Return the listing below in full, with every line exactly as it is.

## start Material for this exercise

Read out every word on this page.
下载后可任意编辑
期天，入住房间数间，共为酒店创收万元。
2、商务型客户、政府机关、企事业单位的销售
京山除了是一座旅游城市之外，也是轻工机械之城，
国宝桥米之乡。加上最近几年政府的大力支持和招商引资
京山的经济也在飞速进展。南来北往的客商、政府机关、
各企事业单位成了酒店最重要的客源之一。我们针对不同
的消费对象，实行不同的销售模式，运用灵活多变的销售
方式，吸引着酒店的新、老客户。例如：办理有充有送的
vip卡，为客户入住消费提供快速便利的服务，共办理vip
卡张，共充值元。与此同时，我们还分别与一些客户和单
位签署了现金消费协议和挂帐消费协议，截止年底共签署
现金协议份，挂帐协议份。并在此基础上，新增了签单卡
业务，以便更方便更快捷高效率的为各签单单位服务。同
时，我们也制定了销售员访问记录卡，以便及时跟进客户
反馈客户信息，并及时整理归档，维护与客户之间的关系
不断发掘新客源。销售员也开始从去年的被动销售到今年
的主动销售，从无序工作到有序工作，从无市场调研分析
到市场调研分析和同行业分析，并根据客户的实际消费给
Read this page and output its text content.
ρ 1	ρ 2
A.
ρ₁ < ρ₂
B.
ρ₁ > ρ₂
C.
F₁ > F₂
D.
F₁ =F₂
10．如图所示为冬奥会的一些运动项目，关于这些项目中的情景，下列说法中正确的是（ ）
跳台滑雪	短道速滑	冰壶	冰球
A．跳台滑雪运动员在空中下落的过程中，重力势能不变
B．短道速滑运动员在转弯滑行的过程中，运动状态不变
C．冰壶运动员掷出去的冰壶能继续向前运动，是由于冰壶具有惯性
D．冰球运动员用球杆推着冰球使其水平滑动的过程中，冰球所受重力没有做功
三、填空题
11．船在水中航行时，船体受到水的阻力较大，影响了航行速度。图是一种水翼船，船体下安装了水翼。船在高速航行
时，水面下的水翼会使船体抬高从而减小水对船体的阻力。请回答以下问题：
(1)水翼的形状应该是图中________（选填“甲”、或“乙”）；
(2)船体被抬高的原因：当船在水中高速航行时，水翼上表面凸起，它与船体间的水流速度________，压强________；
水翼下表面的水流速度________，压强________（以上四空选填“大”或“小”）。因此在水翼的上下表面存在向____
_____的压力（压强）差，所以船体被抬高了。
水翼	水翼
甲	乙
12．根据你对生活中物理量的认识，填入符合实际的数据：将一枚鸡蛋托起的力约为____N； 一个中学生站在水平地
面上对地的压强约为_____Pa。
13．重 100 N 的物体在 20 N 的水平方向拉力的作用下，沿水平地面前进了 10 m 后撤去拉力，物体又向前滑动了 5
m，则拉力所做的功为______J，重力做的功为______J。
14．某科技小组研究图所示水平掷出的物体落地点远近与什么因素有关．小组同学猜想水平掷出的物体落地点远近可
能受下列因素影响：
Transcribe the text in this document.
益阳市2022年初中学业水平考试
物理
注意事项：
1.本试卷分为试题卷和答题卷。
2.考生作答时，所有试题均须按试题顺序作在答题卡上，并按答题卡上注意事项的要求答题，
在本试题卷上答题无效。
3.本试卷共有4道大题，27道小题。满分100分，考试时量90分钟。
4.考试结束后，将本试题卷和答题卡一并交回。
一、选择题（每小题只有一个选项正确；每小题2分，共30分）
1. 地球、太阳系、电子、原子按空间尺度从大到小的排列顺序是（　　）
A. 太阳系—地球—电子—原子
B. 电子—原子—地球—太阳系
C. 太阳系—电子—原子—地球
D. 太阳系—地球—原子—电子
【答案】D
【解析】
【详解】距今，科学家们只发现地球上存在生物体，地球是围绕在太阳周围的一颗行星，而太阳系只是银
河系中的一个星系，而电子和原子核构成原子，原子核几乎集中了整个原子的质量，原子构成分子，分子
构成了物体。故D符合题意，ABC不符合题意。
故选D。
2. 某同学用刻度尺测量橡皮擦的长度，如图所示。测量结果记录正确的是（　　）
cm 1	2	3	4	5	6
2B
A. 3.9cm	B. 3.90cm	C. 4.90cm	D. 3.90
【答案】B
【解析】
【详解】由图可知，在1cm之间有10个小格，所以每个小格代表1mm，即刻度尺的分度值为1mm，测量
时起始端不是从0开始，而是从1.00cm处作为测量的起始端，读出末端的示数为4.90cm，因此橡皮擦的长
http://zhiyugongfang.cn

## end Material for this exercise

Solution
Read out every word on this page.
下载后可任意编辑
期天，入住房间数间，共为酒店创收万元。
2、商务型客户、政府机关、企事业单位的销售
京山除了是一座旅游城市之外，也是轻工机械之城，
国宝桥米之乡。加上最近几年政府的大力支持和招商引资
京山的经济也在飞速进展。南来北往的客商、政府机关、
各企事业单位成了酒店最重要的客源之一。我们针对不同
的消费对象，实行不同的销售模式，运用灵活多变的销售
方式，吸引着酒店的新、老客户。例如：办理有充有送的
vip卡，为客户入住消费提供快速便利的服务，共办理vip
卡张，共充值元。与此同时，我们还分别与一些客户和单
位签署了现金消费协议和挂帐消费协议，截止年底共签署
现金协议份，挂帐协议份。并在此基础上，新增了签单卡
业务，以便更方便更快捷高效率的为各签单单位服务。同
时，我们也制定了销售员访问记录卡，以便及时跟进客户
反馈客户信息，并及时整理归档，维护与客户之间的关系
不断发掘新客源。销售员也开始从去年的被动销售到今年
的主动销售，从无序工作到有序工作，从无市场调研分析
到市场调研分析和同行业分析，并根据客户的实际消费给
Read this page and output its text content.
ρ 1	ρ 2
A.
ρ₁ < ρ₂
B.
ρ₁ > ρ₂
C.
F₁ > F₂
D.
F₁ =F₂
10．如图所示为冬奥会的一些运动项目，关于这些项目中的情景，下列说法中正确的是（ ）
跳台滑雪	短道速滑	冰壶	冰球
A．跳台滑雪运动员在空中下落的过程中，重力势能不变
B．短道速滑运动员在转弯滑行的过程中，运动状态不变
C．冰壶运动员掷出去的冰壶能继续向前运动，是由于冰壶具有惯性
D．冰球运动员用球杆推着冰球使其水平滑动的过程中，冰球所受重力没有做功
三、填空题
11．船在水中航行时，船体受到水的阻力较大，影响了航行速度。图是一种水翼船，船体下安装了水翼。船在高速航行
时，水面下的水翼会使船体抬高从而减小水对船体的阻力。请回答以下问题：
(1)水翼的形状应该是图中________（选填“甲”、或“乙”）；
(2)船体被抬高的原因：当船在水中高速航行时，水翼上表面凸起，它与船体间的水流速度________，压强________；
水翼下表面的水流速度________，压强________（以上四空选填“大”或“小”）。因此在水翼的上下表面存在向____
_____的压力（压强）差，所以船体被抬高了。
水翼	水翼
甲	乙
12．根据你对生活中物理量的认识，填入符合实际的数据：将一枚鸡蛋托起的力约为____N； 一个中学生站在水平地
面上对地的压强约为_____Pa。
13．重 100 N 的物体在 20 N 的水平方向拉力的作用下，沿水平地面前进了 10 m 后撤去拉力，物体又向前滑动了 5
m，则拉力所做的功为______J，重力做的功为______J。
14．某科技小组研究图所示水平掷出的物体落地点远近与什么因素有关．小组同学猜想水平掷出的物体落地点远近可
能受下列因素影响：
Transcribe the text in this document.
益阳市2022年初中学业水平考试
物理
注意事项：
1.本试卷分为试题卷和答题卷。
2.考生作答时，所有试题均须按试题顺序作在答题卡上，并按答题卡上注意事项的要求答题，
在本试题卷上答题无效。
3.本试卷共有4道大题，27道小题。满分100分，考试时量90分钟。
4.考试结束后，将本试题卷和答题卡一并交回。
一、选择题（每小题只有一个选项正确；每小题2分，共30分）
1. 地球、太阳系、电子、原子按空间尺度从大到小的排列顺序是（　　）
A. 太阳系—地球—电子—原子
B. 电子—原子—地球—太阳系
C. 太阳系—电子—原子—地球
D. 太阳系—地球—原子—电子
【答案】D
【解析】
【详解】距今，科学家们只发现地球上存在生物体，地球是围绕在太阳周围的一颗行星，而太阳系只是银
河系中的一个星系，而电子和原子核构成原子，原子核几乎集中了整个原子的质量，原子构成分子，分子
构成了物体。故D符合题意，ABC不符合题意。
故选D。
2. 某同学用刻度尺测量橡皮擦的长度，如图所示。测量结果记录正确的是（　　）
cm 1	2	3	4	5	6
2B
A. 3.9cm	B. 3.90cm	C. 4.90cm	D. 3.90
【答案】B
【解析】
【详解】由图可知，在1cm之间有10个小格，所以每个小格代表1mm，即刻度尺的分度值为1mm，测量
时起始端不是从0开始，而是从1.00cm处作为测量的起始端，读出末端的示数为4.90cm，因此橡皮擦的长
http://zhiyugongfang.cn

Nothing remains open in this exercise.